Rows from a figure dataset
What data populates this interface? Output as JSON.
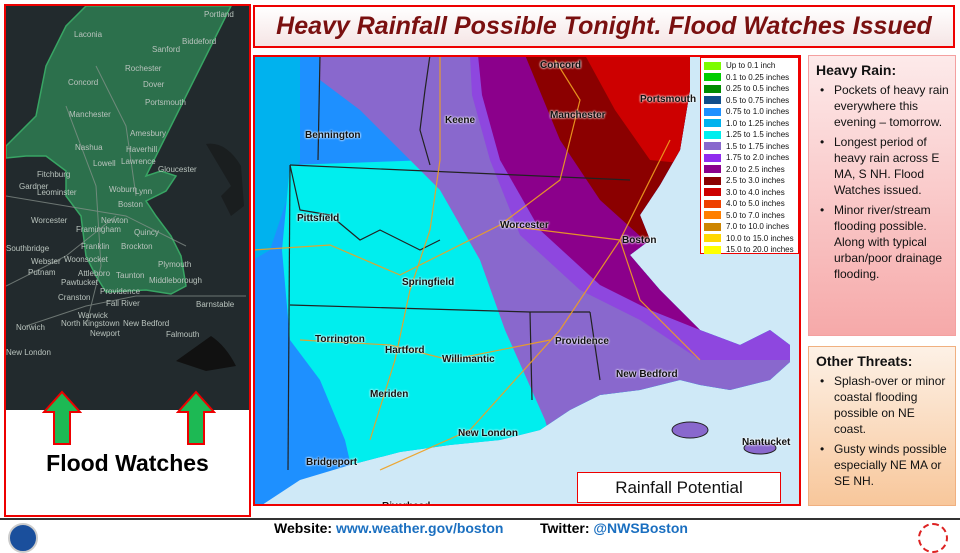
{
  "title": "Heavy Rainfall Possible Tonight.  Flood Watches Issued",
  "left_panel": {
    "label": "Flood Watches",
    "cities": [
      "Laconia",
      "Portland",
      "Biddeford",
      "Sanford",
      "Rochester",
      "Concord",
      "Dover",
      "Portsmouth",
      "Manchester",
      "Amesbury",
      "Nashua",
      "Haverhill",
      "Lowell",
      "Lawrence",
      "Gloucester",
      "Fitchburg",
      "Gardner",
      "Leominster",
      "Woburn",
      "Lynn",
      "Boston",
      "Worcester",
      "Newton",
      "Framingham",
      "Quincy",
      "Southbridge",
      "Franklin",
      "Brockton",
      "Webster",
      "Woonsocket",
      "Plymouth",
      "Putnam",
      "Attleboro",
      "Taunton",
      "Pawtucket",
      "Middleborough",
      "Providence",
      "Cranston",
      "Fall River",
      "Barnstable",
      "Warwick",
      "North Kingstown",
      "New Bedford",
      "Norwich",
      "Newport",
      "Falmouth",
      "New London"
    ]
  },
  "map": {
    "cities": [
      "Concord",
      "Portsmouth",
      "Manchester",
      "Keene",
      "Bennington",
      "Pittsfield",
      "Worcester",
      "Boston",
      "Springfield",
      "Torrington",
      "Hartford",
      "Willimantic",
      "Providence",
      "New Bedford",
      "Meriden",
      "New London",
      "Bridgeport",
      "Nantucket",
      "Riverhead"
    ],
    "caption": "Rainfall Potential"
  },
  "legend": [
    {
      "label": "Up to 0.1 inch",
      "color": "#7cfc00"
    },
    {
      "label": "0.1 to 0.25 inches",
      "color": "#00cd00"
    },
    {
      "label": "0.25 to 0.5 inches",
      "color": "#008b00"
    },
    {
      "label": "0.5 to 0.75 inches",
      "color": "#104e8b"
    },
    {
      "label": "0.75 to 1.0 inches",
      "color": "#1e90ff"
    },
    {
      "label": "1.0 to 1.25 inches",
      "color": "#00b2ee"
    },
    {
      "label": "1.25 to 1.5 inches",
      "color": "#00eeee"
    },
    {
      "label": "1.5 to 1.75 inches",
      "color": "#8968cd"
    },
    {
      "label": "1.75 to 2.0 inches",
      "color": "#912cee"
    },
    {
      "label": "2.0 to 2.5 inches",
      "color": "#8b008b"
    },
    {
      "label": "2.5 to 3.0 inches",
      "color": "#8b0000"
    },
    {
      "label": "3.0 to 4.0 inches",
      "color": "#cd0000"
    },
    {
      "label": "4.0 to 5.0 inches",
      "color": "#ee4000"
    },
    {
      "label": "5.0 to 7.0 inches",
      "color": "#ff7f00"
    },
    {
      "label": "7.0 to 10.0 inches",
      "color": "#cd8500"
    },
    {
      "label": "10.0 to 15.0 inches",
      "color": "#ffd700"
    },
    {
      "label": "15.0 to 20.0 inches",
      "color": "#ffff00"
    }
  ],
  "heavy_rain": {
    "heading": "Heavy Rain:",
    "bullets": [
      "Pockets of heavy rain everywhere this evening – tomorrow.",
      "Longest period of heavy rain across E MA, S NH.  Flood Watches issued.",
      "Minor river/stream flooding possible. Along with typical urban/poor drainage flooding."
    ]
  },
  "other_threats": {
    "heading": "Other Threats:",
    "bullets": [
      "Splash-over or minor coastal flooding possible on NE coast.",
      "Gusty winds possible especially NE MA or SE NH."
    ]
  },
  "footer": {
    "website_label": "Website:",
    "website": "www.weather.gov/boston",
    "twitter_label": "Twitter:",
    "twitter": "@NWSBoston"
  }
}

» **Exercise prompt**
Repeat the data exactly, dropping every picture it holds.

» **Written solution**
What data populates this interface? Output as JSON.
{
  "title": "Heavy Rainfall Possible Tonight.  Flood Watches Issued",
  "left_panel": {
    "label": "Flood Watches",
    "cities": [
      "Laconia",
      "Portland",
      "Biddeford",
      "Sanford",
      "Rochester",
      "Concord",
      "Dover",
      "Portsmouth",
      "Manchester",
      "Amesbury",
      "Nashua",
      "Haverhill",
      "Lowell",
      "Lawrence",
      "Gloucester",
      "Fitchburg",
      "Gardner",
      "Leominster",
      "Woburn",
      "Lynn",
      "Boston",
      "Worcester",
      "Newton",
      "Framingham",
      "Quincy",
      "Southbridge",
      "Franklin",
      "Brockton",
      "Webster",
      "Woonsocket",
      "Plymouth",
      "Putnam",
      "Attleboro",
      "Taunton",
      "Pawtucket",
      "Middleborough",
      "Providence",
      "Cranston",
      "Fall River",
      "Barnstable",
      "Warwick",
      "North Kingstown",
      "New Bedford",
      "Norwich",
      "Newport",
      "Falmouth",
      "New London"
    ]
  },
  "map": {
    "cities": [
      "Concord",
      "Portsmouth",
      "Manchester",
      "Keene",
      "Bennington",
      "Pittsfield",
      "Worcester",
      "Boston",
      "Springfield",
      "Torrington",
      "Hartford",
      "Willimantic",
      "Providence",
      "New Bedford",
      "Meriden",
      "New London",
      "Bridgeport",
      "Nantucket",
      "Riverhead"
    ],
    "caption": "Rainfall Potential"
  },
  "legend": [
    {
      "label": "Up to 0.1 inch",
      "color": "#7cfc00"
    },
    {
      "label": "0.1 to 0.25 inches",
      "color": "#00cd00"
    },
    {
      "label": "0.25 to 0.5 inches",
      "color": "#008b00"
    },
    {
      "label": "0.5 to 0.75 inches",
      "color": "#104e8b"
    },
    {
      "label": "0.75 to 1.0 inches",
      "color": "#1e90ff"
    },
    {
      "label": "1.0 to 1.25 inches",
      "color": "#00b2ee"
    },
    {
      "label": "1.25 to 1.5 inches",
      "color": "#00eeee"
    },
    {
      "label": "1.5 to 1.75 inches",
      "color": "#8968cd"
    },
    {
      "label": "1.75 to 2.0 inches",
      "color": "#912cee"
    },
    {
      "label": "2.0 to 2.5 inches",
      "color": "#8b008b"
    },
    {
      "label": "2.5 to 3.0 inches",
      "color": "#8b0000"
    },
    {
      "label": "3.0 to 4.0 inches",
      "color": "#cd0000"
    },
    {
      "label": "4.0 to 5.0 inches",
      "color": "#ee4000"
    },
    {
      "label": "5.0 to 7.0 inches",
      "color": "#ff7f00"
    },
    {
      "label": "7.0 to 10.0 inches",
      "color": "#cd8500"
    },
    {
      "label": "10.0 to 15.0 inches",
      "color": "#ffd700"
    },
    {
      "label": "15.0 to 20.0 inches",
      "color": "#ffff00"
    }
  ],
  "heavy_rain": {
    "heading": "Heavy Rain:",
    "bullets": [
      "Pockets of heavy rain everywhere this evening – tomorrow.",
      "Longest period of heavy rain across E MA, S NH.  Flood Watches issued.",
      "Minor river/stream flooding possible. Along with typical urban/poor drainage flooding."
    ]
  },
  "other_threats": {
    "heading": "Other Threats:",
    "bullets": [
      "Splash-over or minor coastal flooding possible on NE coast.",
      "Gusty winds possible especially NE MA or SE NH."
    ]
  },
  "footer": {
    "website_label": "Website:",
    "website": "www.weather.gov/boston",
    "twitter_label": "Twitter:",
    "twitter": "@NWSBoston"
  }
}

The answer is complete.